_GIVEN PROBLEM_: Could you copy every line from the material below in which "JSON" appears?

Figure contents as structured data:
....

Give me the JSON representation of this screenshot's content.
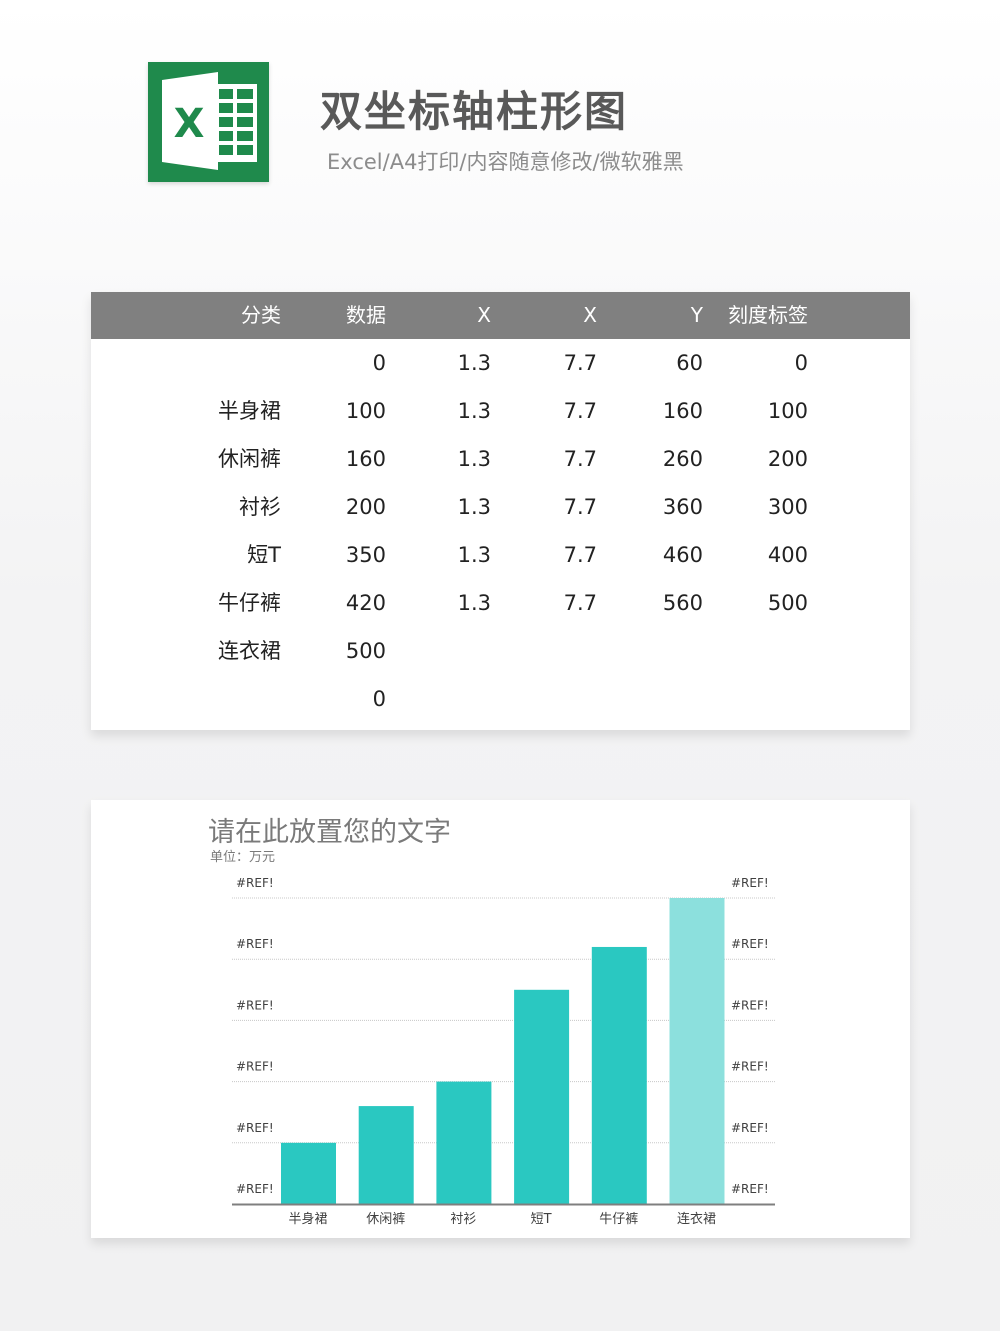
{
  "header": {
    "title": "双坐标轴柱形图",
    "subtitle": "Excel/A4打印/内容随意修改/微软雅黑",
    "logo_letter": "X",
    "logo_icon": "excel-icon",
    "logo_color": "#1f8a4c"
  },
  "table": {
    "header_color": "#808080",
    "columns": [
      "分类",
      "数据",
      "X",
      "X",
      "Y",
      "刻度标签"
    ],
    "rows": [
      [
        "",
        "0",
        "1.3",
        "7.7",
        "60",
        "0"
      ],
      [
        "半身裙",
        "100",
        "1.3",
        "7.7",
        "160",
        "100"
      ],
      [
        "休闲裤",
        "160",
        "1.3",
        "7.7",
        "260",
        "200"
      ],
      [
        "衬衫",
        "200",
        "1.3",
        "7.7",
        "360",
        "300"
      ],
      [
        "短T",
        "350",
        "1.3",
        "7.7",
        "460",
        "400"
      ],
      [
        "牛仔裤",
        "420",
        "1.3",
        "7.7",
        "560",
        "500"
      ],
      [
        "连衣裙",
        "500",
        "",
        "",
        "",
        ""
      ],
      [
        "",
        "0",
        "",
        "",
        "",
        ""
      ]
    ]
  },
  "chart": {
    "title": "请在此放置您的文字",
    "unit": "单位：万元"
  },
  "chart_data": {
    "type": "bar",
    "categories": [
      "半身裙",
      "休闲裤",
      "衬衫",
      "短T",
      "牛仔裤",
      "连衣裙"
    ],
    "values": [
      100,
      160,
      200,
      350,
      420,
      500
    ],
    "ylim": [
      0,
      500
    ],
    "left_ticks": [
      "#REF!",
      "#REF!",
      "#REF!",
      "#REF!",
      "#REF!",
      "#REF!"
    ],
    "right_ticks": [
      "#REF!",
      "#REF!",
      "#REF!",
      "#REF!",
      "#REF!",
      "#REF!"
    ],
    "grid": true,
    "bar_color": "#2ac8c1",
    "highlight_color": "#8ce0dd",
    "highlight_index": 5,
    "gridline_color": "#c8c8c8",
    "axis_color": "#7f7f7f"
  }
}
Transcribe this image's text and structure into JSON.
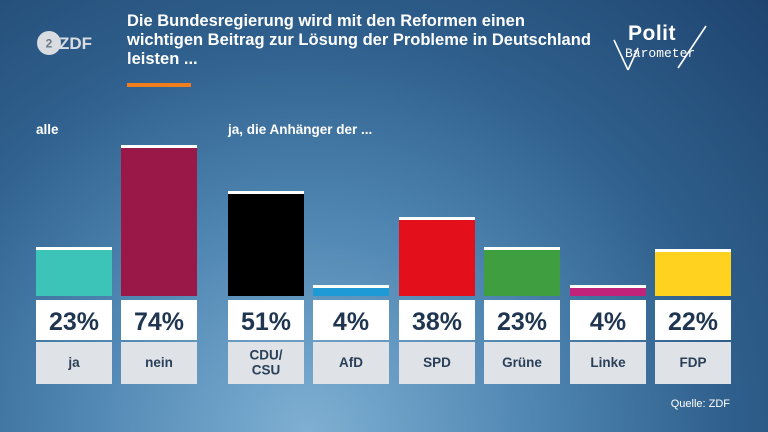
{
  "header": {
    "title": "Die Bundesregierung wird mit den Reformen einen wichtigen Beitrag zur Lösung der Probleme in Deutschland leisten ...",
    "logo_left": "ZDF",
    "logo_right_line1": "Polit",
    "logo_right_line2": "Barometer"
  },
  "groups": {
    "all_label": "alle",
    "supporters_label": "ja, die Anhänger der ..."
  },
  "chart_data": {
    "type": "bar",
    "categories": [
      "ja",
      "nein",
      "CDU/\nCSU",
      "AfD",
      "SPD",
      "Grüne",
      "Linke",
      "FDP"
    ],
    "values": [
      23,
      74,
      51,
      4,
      38,
      23,
      4,
      22
    ],
    "value_labels": [
      "23%",
      "74%",
      "51%",
      "4%",
      "38%",
      "23%",
      "4%",
      "22%"
    ],
    "colors": [
      "#3cc4b8",
      "#9a1848",
      "#000000",
      "#1e9bd7",
      "#e3101c",
      "#3f9e3f",
      "#c2237a",
      "#ffd21f"
    ],
    "ylim": [
      0,
      100
    ]
  },
  "footer": {
    "source": "Quelle: ZDF"
  }
}
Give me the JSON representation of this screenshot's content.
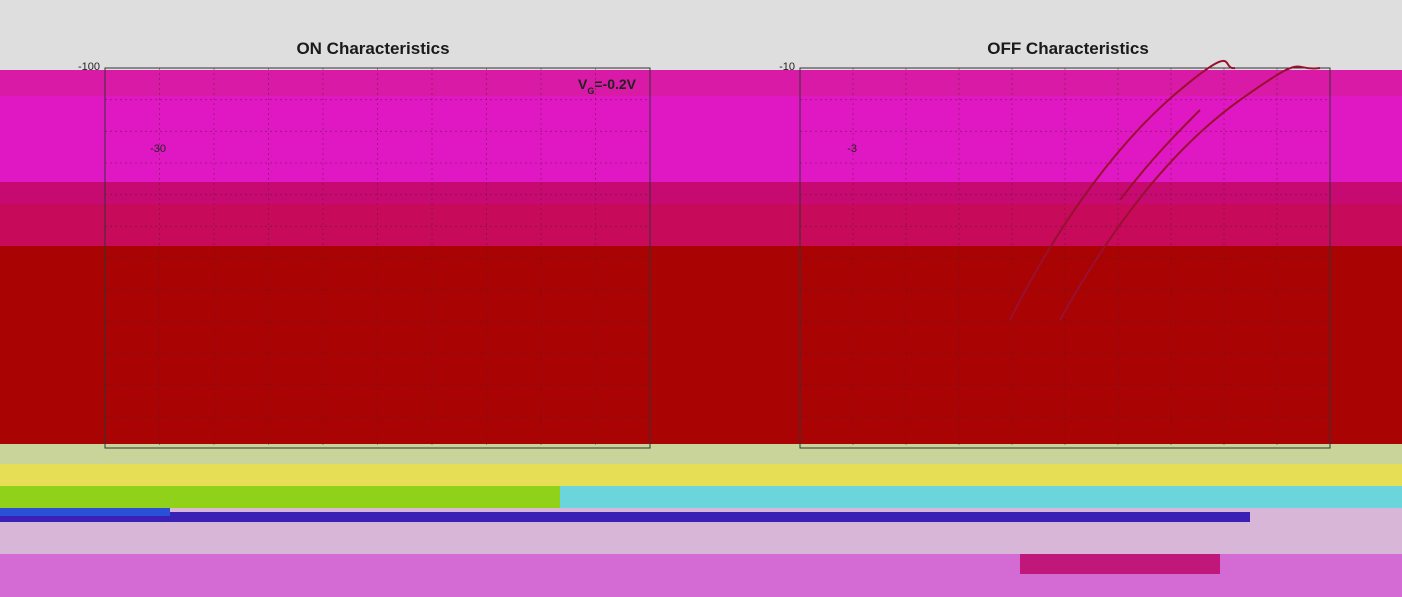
{
  "colors": {
    "top_band": "#dedede",
    "band_magenta_1": "#d91aa6",
    "band_magenta_2": "#e018c4",
    "band_crimson": "#c60a72",
    "band_rose": "#c70a5a",
    "band_red": "#a90303",
    "band_sage": "#c8d49a",
    "band_yellow": "#e6df55",
    "band_green": "#90d21a",
    "band_cyan": "#6ad6dc",
    "band_lavender": "#d8b6d8",
    "band_orchid": "#d46ad4",
    "curve_color": "#9a1030"
  },
  "chart_data": [
    {
      "type": "line",
      "title": "ON Characteristics",
      "yticks": [
        "-100",
        "-30"
      ],
      "annotation": "V =-0.2V",
      "annotation_subscript": "G",
      "series": []
    },
    {
      "type": "line",
      "title": "OFF Characteristics",
      "yticks": [
        "-10",
        "-3"
      ],
      "series": []
    }
  ]
}
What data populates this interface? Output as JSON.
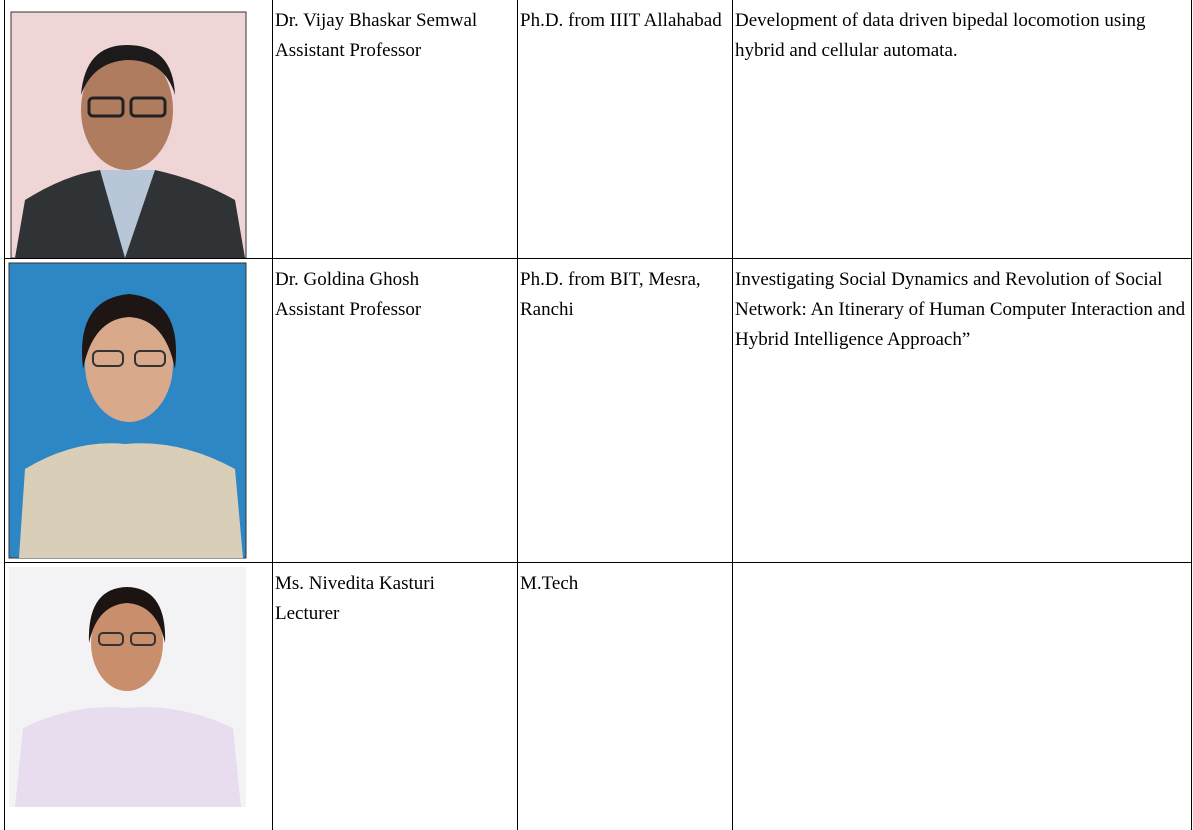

....

_FULL RESPONSE_:
Give me the JSON representation of this screenshot's content.
Transcribe this image's text and structure into JSON.
Give me the JSON representation of this screenshot's content.
What data populates this interface? Output as JSON.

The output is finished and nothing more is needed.